■ **STATED GOAL**
Copy the entries below exactly. Images do not belong in the copy.

■ **RECORDS TO USE**
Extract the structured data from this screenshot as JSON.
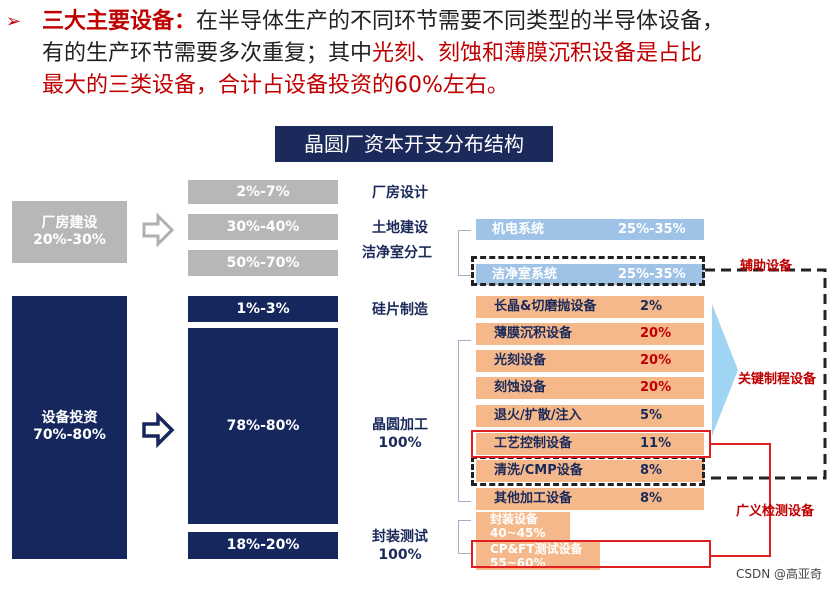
{
  "intro": {
    "bullet": "➢",
    "kw": "三大主要设备：",
    "t1": "在半导体生产的不同环节需要不同类型的半导体设备，",
    "t2": "有的生产环节需要多次重复；其中",
    "hl1": "光刻、刻蚀和薄膜沉积设备是占比",
    "hl2": "最大的三类设备，合计占设备投资的60%左右。"
  },
  "title": "晶圆厂资本开支分布结构",
  "left": {
    "factory": {
      "name": "厂房建设",
      "range": "20%-30%"
    },
    "equipment": {
      "name": "设备投资",
      "range": "70%-80%"
    }
  },
  "mid": {
    "plant_design": "2%-7%",
    "land": "30%-40%",
    "clean_room": "50%-70%",
    "silicon": "1%-3%",
    "wafer": "78%-80%",
    "packaging": "18%-20%"
  },
  "labels": {
    "plant_design": "厂房设计",
    "land": "土地建设",
    "clean_room": "洁净室分工",
    "silicon": "硅片制造",
    "wafer": "晶圆加工",
    "wafer_pct": "100%",
    "packaging": "封装测试",
    "packaging_pct": "100%"
  },
  "aux_items": [
    {
      "name": "机电系统",
      "pct": "25%-35%"
    },
    {
      "name": "洁净室系统",
      "pct": "25%-35%"
    }
  ],
  "process_items": [
    {
      "name": "长晶&切磨抛设备",
      "pct": "2%",
      "red": false
    },
    {
      "name": "薄膜沉积设备",
      "pct": "20%",
      "red": true
    },
    {
      "name": "光刻设备",
      "pct": "20%",
      "red": true
    },
    {
      "name": "刻蚀设备",
      "pct": "20%",
      "red": true
    },
    {
      "name": "退火/扩散/注入",
      "pct": "5%",
      "red": false
    },
    {
      "name": "工艺控制设备",
      "pct": "11%",
      "red": false
    },
    {
      "name": "清洗/CMP设备",
      "pct": "8%",
      "red": false
    },
    {
      "name": "其他加工设备",
      "pct": "8%",
      "red": false
    }
  ],
  "packaging_items": [
    {
      "name": "封装设备",
      "pct": "40~45%"
    },
    {
      "name": "CP&FT测试设备",
      "pct": "55~60%"
    }
  ],
  "right_labels": {
    "aux": "辅助设备",
    "key": "关键制程设备",
    "inspect": "广义检测设备"
  },
  "watermark": "CSDN @高亚奇",
  "colors": {
    "navy": "#16275e",
    "gray": "#b7b7b7",
    "light_blue": "#9fc3e6",
    "orange": "#f5b88b",
    "red": "#c00000"
  }
}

■ **ANSWER FOR THIS EXERCISE**
Extract the structured data from this screenshot as JSON.
{
  "intro": {
    "bullet": "➢",
    "kw": "三大主要设备：",
    "t1": "在半导体生产的不同环节需要不同类型的半导体设备，",
    "t2": "有的生产环节需要多次重复；其中",
    "hl1": "光刻、刻蚀和薄膜沉积设备是占比",
    "hl2": "最大的三类设备，合计占设备投资的60%左右。"
  },
  "title": "晶圆厂资本开支分布结构",
  "left": {
    "factory": {
      "name": "厂房建设",
      "range": "20%-30%"
    },
    "equipment": {
      "name": "设备投资",
      "range": "70%-80%"
    }
  },
  "mid": {
    "plant_design": "2%-7%",
    "land": "30%-40%",
    "clean_room": "50%-70%",
    "silicon": "1%-3%",
    "wafer": "78%-80%",
    "packaging": "18%-20%"
  },
  "labels": {
    "plant_design": "厂房设计",
    "land": "土地建设",
    "clean_room": "洁净室分工",
    "silicon": "硅片制造",
    "wafer": "晶圆加工",
    "wafer_pct": "100%",
    "packaging": "封装测试",
    "packaging_pct": "100%"
  },
  "aux_items": [
    {
      "name": "机电系统",
      "pct": "25%-35%"
    },
    {
      "name": "洁净室系统",
      "pct": "25%-35%"
    }
  ],
  "process_items": [
    {
      "name": "长晶&切磨抛设备",
      "pct": "2%",
      "red": false
    },
    {
      "name": "薄膜沉积设备",
      "pct": "20%",
      "red": true
    },
    {
      "name": "光刻设备",
      "pct": "20%",
      "red": true
    },
    {
      "name": "刻蚀设备",
      "pct": "20%",
      "red": true
    },
    {
      "name": "退火/扩散/注入",
      "pct": "5%",
      "red": false
    },
    {
      "name": "工艺控制设备",
      "pct": "11%",
      "red": false
    },
    {
      "name": "清洗/CMP设备",
      "pct": "8%",
      "red": false
    },
    {
      "name": "其他加工设备",
      "pct": "8%",
      "red": false
    }
  ],
  "packaging_items": [
    {
      "name": "封装设备",
      "pct": "40~45%"
    },
    {
      "name": "CP&FT测试设备",
      "pct": "55~60%"
    }
  ],
  "right_labels": {
    "aux": "辅助设备",
    "key": "关键制程设备",
    "inspect": "广义检测设备"
  },
  "watermark": "CSDN @高亚奇",
  "colors": {
    "navy": "#16275e",
    "gray": "#b7b7b7",
    "light_blue": "#9fc3e6",
    "orange": "#f5b88b",
    "red": "#c00000"
  }
}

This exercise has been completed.